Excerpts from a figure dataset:
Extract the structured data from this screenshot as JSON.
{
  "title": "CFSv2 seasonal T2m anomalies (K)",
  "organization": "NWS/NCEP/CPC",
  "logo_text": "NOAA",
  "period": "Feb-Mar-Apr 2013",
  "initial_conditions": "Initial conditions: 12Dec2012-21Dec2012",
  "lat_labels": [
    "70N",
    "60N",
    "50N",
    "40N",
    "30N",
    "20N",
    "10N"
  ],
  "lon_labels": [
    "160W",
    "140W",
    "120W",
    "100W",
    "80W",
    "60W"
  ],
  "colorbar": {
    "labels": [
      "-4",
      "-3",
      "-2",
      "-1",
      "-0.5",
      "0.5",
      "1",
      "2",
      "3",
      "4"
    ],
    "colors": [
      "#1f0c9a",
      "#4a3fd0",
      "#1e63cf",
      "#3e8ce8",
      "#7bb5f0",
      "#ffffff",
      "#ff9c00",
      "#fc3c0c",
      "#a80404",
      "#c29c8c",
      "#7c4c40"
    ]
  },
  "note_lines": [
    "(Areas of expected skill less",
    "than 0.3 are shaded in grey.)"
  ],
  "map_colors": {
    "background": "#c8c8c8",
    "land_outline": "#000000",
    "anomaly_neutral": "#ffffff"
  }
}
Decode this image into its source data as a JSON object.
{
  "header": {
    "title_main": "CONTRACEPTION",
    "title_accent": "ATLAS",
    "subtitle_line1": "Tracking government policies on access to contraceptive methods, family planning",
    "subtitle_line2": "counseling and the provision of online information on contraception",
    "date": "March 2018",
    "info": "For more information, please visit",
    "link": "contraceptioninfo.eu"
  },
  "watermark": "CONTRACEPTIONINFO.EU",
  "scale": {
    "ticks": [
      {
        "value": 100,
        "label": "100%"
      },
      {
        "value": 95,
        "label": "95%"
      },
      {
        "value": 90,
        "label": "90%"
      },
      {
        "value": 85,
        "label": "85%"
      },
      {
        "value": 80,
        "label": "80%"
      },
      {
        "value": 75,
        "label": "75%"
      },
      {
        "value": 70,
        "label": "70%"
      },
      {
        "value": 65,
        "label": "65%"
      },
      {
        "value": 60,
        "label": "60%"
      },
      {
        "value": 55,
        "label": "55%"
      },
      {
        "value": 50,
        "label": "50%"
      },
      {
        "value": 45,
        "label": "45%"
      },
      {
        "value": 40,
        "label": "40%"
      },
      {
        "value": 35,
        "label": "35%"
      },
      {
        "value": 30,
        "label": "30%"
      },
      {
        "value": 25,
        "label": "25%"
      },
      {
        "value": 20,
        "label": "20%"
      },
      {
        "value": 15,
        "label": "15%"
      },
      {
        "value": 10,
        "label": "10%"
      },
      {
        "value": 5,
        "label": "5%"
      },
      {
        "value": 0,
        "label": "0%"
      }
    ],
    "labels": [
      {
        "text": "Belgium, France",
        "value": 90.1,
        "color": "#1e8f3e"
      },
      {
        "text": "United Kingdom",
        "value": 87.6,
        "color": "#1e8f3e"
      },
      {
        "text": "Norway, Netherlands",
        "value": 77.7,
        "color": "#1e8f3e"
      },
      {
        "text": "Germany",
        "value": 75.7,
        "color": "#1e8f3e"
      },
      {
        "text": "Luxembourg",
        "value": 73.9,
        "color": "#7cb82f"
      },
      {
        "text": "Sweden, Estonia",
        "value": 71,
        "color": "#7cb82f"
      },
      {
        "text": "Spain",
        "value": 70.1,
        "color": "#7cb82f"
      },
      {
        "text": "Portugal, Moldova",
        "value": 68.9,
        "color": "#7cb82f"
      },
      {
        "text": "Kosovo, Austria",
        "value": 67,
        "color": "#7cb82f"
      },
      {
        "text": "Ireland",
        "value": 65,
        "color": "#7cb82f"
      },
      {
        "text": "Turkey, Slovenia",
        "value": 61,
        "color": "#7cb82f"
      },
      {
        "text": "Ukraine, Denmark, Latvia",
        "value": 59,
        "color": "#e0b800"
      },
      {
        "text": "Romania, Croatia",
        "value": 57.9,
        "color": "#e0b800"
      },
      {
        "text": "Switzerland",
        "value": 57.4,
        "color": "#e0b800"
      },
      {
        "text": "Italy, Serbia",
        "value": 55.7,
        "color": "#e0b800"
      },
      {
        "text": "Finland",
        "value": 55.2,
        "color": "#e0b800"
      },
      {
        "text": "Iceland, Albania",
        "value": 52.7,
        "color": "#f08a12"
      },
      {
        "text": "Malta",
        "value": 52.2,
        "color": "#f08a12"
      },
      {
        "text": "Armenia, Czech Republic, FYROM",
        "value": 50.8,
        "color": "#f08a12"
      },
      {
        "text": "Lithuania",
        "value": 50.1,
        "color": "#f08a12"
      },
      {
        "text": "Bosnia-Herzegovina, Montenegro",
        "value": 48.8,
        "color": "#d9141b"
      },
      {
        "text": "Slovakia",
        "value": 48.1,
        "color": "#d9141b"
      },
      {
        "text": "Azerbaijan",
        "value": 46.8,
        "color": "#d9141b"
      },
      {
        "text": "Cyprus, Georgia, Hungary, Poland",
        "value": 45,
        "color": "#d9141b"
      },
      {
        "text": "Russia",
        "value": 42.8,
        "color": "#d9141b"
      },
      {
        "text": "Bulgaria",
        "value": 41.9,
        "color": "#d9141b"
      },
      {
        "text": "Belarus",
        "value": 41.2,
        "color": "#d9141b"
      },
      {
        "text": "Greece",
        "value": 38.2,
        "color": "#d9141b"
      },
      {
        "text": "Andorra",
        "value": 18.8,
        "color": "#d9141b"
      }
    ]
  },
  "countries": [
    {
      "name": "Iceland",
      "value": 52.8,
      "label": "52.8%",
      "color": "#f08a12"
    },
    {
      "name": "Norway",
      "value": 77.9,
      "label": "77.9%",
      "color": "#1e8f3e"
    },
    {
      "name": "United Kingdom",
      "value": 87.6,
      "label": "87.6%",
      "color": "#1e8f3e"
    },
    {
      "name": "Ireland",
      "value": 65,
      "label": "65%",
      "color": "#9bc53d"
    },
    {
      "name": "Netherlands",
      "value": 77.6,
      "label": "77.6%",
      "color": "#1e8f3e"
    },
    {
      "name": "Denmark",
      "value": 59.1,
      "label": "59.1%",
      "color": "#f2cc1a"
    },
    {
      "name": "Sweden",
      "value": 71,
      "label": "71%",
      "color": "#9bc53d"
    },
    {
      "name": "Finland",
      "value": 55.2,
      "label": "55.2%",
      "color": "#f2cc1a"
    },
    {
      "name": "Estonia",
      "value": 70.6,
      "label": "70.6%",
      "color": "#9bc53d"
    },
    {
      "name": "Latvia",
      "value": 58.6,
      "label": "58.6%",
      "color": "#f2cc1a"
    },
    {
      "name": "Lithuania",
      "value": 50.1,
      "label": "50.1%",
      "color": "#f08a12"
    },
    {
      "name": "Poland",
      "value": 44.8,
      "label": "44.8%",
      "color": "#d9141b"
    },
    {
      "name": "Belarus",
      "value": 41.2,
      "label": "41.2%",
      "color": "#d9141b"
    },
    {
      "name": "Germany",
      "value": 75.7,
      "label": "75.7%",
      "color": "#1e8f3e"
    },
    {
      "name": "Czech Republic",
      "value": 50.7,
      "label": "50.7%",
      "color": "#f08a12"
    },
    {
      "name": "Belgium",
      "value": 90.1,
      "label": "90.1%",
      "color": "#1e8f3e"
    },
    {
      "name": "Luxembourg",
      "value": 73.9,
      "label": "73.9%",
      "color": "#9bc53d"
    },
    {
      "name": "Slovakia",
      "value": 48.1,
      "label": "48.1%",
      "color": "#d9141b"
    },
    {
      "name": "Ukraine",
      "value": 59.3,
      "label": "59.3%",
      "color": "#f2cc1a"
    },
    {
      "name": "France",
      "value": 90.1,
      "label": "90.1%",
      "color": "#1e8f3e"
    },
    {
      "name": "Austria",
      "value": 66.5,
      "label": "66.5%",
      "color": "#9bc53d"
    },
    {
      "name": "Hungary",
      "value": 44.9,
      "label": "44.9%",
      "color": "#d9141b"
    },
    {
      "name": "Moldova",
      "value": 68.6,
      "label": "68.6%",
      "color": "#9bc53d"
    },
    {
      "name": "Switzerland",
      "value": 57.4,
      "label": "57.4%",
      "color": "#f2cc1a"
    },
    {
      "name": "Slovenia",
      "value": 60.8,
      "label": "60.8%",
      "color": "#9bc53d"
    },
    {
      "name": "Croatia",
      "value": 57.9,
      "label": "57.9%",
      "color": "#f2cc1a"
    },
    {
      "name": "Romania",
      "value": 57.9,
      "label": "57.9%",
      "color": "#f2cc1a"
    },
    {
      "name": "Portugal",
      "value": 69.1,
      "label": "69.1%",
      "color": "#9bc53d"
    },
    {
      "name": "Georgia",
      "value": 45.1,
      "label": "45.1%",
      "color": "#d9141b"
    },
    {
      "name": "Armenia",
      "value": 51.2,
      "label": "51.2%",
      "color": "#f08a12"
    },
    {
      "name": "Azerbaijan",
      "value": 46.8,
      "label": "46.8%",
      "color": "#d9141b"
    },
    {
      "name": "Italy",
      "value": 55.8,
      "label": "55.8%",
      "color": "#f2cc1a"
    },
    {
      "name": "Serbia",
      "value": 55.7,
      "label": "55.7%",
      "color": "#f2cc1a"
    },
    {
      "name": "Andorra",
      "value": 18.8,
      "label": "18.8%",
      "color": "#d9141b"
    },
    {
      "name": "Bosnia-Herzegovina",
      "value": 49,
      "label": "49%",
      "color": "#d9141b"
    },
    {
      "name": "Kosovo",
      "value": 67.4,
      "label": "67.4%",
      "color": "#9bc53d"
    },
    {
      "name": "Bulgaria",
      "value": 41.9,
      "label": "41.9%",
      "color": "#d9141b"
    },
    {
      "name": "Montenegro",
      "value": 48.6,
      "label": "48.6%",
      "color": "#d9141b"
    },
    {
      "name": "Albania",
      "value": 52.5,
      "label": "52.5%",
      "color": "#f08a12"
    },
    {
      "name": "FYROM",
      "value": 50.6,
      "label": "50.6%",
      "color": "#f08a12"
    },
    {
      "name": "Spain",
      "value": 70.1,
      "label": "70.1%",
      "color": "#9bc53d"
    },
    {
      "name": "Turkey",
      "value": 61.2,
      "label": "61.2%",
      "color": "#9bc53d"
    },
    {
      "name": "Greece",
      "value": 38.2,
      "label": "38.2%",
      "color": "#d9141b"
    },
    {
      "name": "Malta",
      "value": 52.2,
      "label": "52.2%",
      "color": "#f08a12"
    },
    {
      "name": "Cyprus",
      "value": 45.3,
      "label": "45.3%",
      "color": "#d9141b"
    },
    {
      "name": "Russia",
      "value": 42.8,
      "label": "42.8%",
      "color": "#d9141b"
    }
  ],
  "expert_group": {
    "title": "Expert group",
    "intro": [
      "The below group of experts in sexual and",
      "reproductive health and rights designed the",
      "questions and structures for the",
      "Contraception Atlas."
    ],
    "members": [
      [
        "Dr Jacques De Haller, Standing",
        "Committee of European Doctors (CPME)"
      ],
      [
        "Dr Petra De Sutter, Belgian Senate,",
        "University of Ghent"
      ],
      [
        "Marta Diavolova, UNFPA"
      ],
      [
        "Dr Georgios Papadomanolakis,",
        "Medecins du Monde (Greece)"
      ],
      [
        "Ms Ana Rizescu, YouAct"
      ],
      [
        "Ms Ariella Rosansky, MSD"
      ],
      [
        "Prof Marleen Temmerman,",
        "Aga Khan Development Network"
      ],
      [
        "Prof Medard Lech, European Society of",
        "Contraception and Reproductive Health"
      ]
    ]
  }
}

Task: How many lines of the listing above include the word "Portugal"? State the number and nothing else.

Exercise response: 2